*Extracted material*

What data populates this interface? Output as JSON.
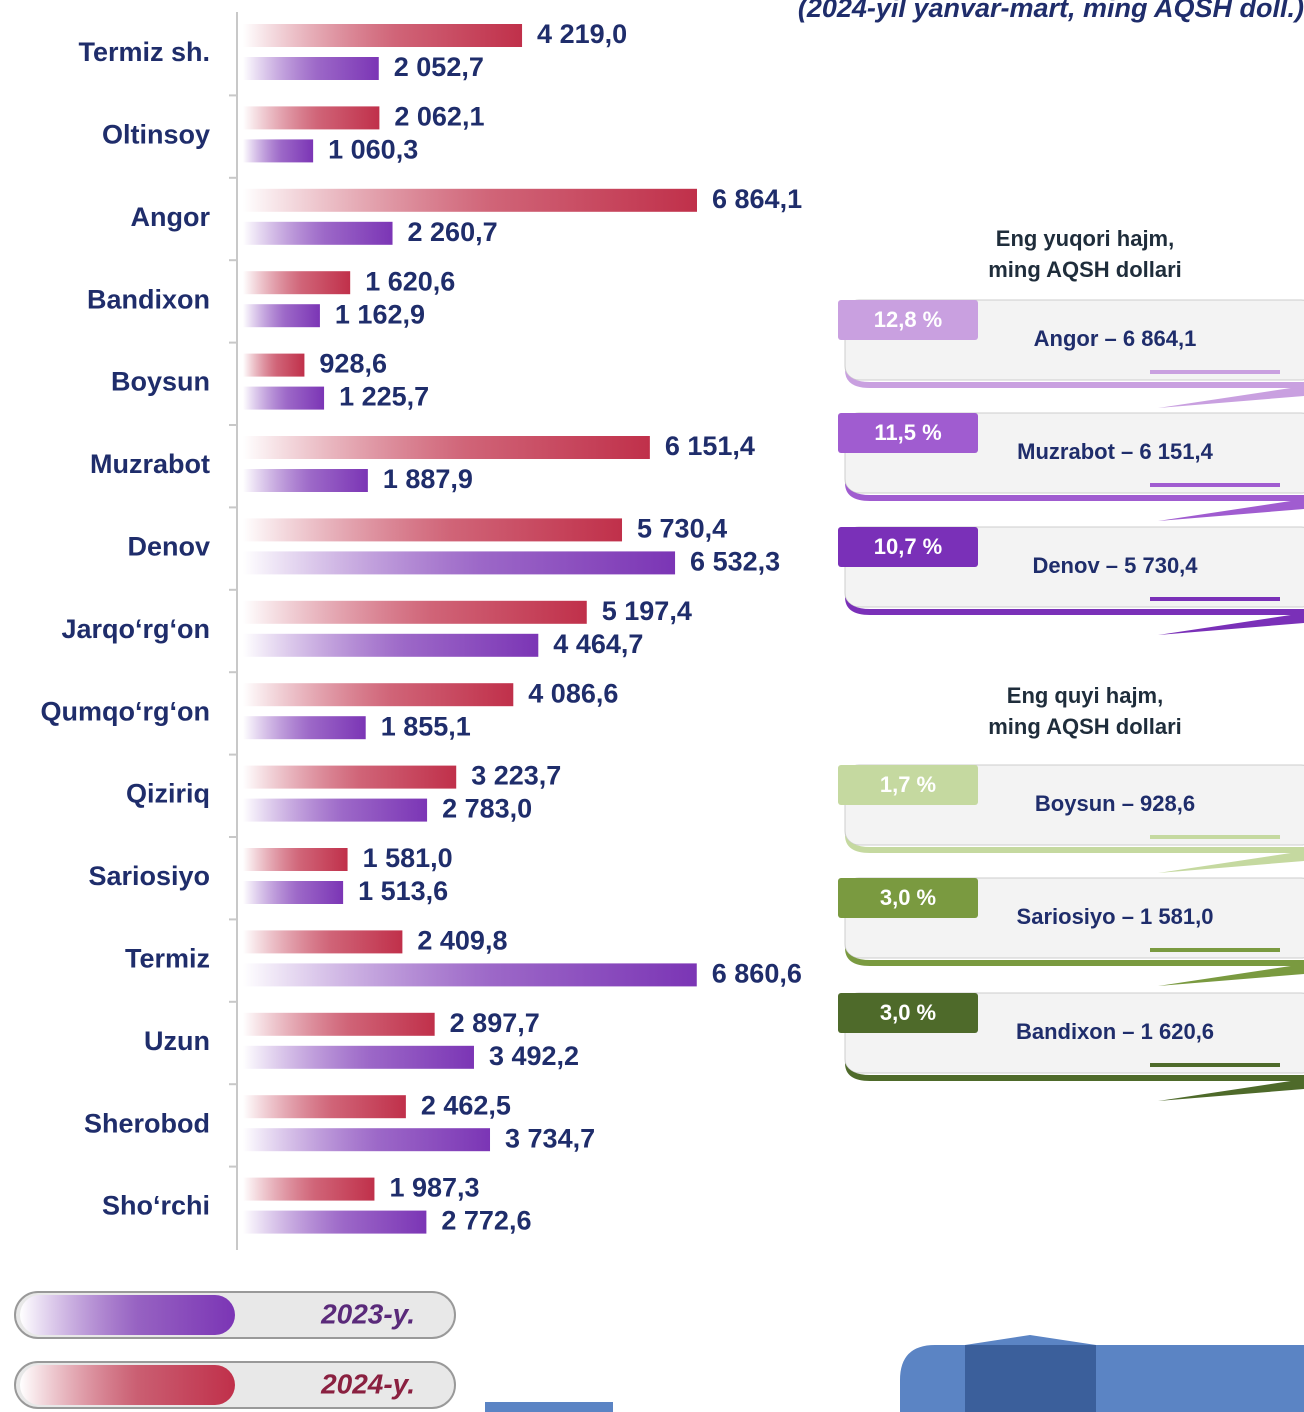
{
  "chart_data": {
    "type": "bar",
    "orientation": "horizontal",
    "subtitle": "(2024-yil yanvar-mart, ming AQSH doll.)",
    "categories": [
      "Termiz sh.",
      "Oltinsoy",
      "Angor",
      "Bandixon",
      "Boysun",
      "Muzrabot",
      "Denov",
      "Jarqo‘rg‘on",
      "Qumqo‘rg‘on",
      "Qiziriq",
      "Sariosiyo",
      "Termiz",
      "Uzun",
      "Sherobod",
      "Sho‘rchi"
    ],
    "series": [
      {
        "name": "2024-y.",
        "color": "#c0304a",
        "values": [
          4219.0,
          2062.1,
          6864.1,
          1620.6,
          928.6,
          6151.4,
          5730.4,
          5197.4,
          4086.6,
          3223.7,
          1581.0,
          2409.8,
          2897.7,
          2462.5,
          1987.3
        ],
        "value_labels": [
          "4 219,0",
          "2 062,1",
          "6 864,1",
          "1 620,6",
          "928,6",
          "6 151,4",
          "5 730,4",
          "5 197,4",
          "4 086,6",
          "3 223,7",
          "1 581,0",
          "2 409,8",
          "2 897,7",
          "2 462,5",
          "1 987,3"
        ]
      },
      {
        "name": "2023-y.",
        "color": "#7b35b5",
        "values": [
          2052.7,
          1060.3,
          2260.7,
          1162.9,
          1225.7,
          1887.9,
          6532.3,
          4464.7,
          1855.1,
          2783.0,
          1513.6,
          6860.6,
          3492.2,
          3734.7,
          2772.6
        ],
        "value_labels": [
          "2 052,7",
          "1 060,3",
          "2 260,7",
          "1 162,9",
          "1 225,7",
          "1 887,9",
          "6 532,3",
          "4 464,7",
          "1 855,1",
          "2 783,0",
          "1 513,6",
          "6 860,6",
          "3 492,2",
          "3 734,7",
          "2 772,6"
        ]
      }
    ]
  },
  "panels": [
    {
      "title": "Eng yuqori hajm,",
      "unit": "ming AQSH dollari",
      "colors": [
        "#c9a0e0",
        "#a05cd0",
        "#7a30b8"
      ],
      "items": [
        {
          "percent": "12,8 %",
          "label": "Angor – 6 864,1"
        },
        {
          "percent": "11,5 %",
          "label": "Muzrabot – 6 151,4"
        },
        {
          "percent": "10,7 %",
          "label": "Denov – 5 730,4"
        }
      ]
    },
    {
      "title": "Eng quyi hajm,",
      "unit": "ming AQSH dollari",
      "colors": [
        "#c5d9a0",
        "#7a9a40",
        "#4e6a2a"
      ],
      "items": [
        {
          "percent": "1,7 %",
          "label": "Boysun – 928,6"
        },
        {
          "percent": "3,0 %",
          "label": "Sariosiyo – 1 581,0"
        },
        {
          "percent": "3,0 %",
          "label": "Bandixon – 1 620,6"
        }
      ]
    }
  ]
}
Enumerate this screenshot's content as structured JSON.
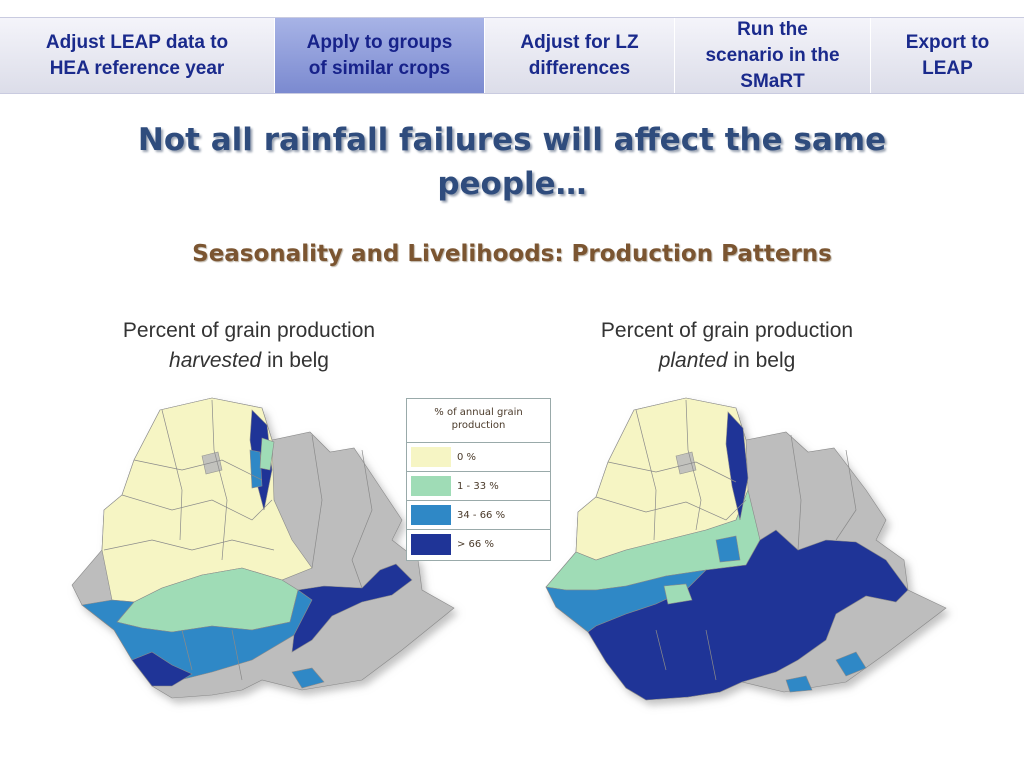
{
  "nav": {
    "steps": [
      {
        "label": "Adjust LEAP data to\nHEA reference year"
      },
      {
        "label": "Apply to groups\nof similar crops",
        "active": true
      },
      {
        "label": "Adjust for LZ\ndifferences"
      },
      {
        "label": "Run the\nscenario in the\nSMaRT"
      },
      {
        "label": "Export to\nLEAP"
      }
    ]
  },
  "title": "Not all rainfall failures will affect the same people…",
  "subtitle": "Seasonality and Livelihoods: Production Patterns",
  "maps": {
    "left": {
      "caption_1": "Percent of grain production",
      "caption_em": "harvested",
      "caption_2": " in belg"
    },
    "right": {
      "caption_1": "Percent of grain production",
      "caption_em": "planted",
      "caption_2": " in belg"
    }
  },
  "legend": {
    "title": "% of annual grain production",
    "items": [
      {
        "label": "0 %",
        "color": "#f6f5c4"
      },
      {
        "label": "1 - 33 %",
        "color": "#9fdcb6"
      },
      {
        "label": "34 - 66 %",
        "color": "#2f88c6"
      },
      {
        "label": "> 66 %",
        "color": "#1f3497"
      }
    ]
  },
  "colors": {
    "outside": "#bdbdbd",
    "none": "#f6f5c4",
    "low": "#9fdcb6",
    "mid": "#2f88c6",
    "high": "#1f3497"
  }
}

*Task goal*
Output the data exactly. Pictures don't belong in the result.

*Response to this task*
What data populates this interface? Output as JSON.
{
  "chart_data": {
    "type": "bar",
    "orientation": "horizontal",
    "subtitle": "(2024-yil yanvar-mart, ming AQSH doll.)",
    "categories": [
      "Termiz sh.",
      "Oltinsoy",
      "Angor",
      "Bandixon",
      "Boysun",
      "Muzrabot",
      "Denov",
      "Jarqo‘rg‘on",
      "Qumqo‘rg‘on",
      "Qiziriq",
      "Sariosiyo",
      "Termiz",
      "Uzun",
      "Sherobod",
      "Sho‘rchi"
    ],
    "series": [
      {
        "name": "2024-y.",
        "color": "#c0304a",
        "values": [
          4219.0,
          2062.1,
          6864.1,
          1620.6,
          928.6,
          6151.4,
          5730.4,
          5197.4,
          4086.6,
          3223.7,
          1581.0,
          2409.8,
          2897.7,
          2462.5,
          1987.3
        ],
        "value_labels": [
          "4 219,0",
          "2 062,1",
          "6 864,1",
          "1 620,6",
          "928,6",
          "6 151,4",
          "5 730,4",
          "5 197,4",
          "4 086,6",
          "3 223,7",
          "1 581,0",
          "2 409,8",
          "2 897,7",
          "2 462,5",
          "1 987,3"
        ]
      },
      {
        "name": "2023-y.",
        "color": "#7b35b5",
        "values": [
          2052.7,
          1060.3,
          2260.7,
          1162.9,
          1225.7,
          1887.9,
          6532.3,
          4464.7,
          1855.1,
          2783.0,
          1513.6,
          6860.6,
          3492.2,
          3734.7,
          2772.6
        ],
        "value_labels": [
          "2 052,7",
          "1 060,3",
          "2 260,7",
          "1 162,9",
          "1 225,7",
          "1 887,9",
          "6 532,3",
          "4 464,7",
          "1 855,1",
          "2 783,0",
          "1 513,6",
          "6 860,6",
          "3 492,2",
          "3 734,7",
          "2 772,6"
        ]
      }
    ]
  },
  "panels": [
    {
      "title": "Eng yuqori hajm,",
      "unit": "ming AQSH dollari",
      "colors": [
        "#c9a0e0",
        "#a05cd0",
        "#7a30b8"
      ],
      "items": [
        {
          "percent": "12,8 %",
          "label": "Angor – 6 864,1"
        },
        {
          "percent": "11,5 %",
          "label": "Muzrabot – 6 151,4"
        },
        {
          "percent": "10,7 %",
          "label": "Denov – 5 730,4"
        }
      ]
    },
    {
      "title": "Eng quyi hajm,",
      "unit": "ming AQSH dollari",
      "colors": [
        "#c5d9a0",
        "#7a9a40",
        "#4e6a2a"
      ],
      "items": [
        {
          "percent": "1,7 %",
          "label": "Boysun – 928,6"
        },
        {
          "percent": "3,0 %",
          "label": "Sariosiyo – 1 581,0"
        },
        {
          "percent": "3,0 %",
          "label": "Bandixon – 1 620,6"
        }
      ]
    }
  ]
}
Enumerate this screenshot's content as structured JSON.
{
  "nav": {
    "steps": [
      {
        "label": "Adjust LEAP data to\nHEA reference year"
      },
      {
        "label": "Apply to groups\nof similar crops",
        "active": true
      },
      {
        "label": "Adjust for LZ\ndifferences"
      },
      {
        "label": "Run the\nscenario in the\nSMaRT"
      },
      {
        "label": "Export to\nLEAP"
      }
    ]
  },
  "title": "Not all rainfall failures will affect the same people…",
  "subtitle": "Seasonality and Livelihoods: Production Patterns",
  "maps": {
    "left": {
      "caption_1": "Percent of grain production",
      "caption_em": "harvested",
      "caption_2": " in belg"
    },
    "right": {
      "caption_1": "Percent of grain production",
      "caption_em": "planted",
      "caption_2": " in belg"
    }
  },
  "legend": {
    "title": "% of annual grain production",
    "items": [
      {
        "label": "0 %",
        "color": "#f6f5c4"
      },
      {
        "label": "1 - 33 %",
        "color": "#9fdcb6"
      },
      {
        "label": "34 - 66 %",
        "color": "#2f88c6"
      },
      {
        "label": "> 66 %",
        "color": "#1f3497"
      }
    ]
  },
  "colors": {
    "outside": "#bdbdbd",
    "none": "#f6f5c4",
    "low": "#9fdcb6",
    "mid": "#2f88c6",
    "high": "#1f3497"
  }
}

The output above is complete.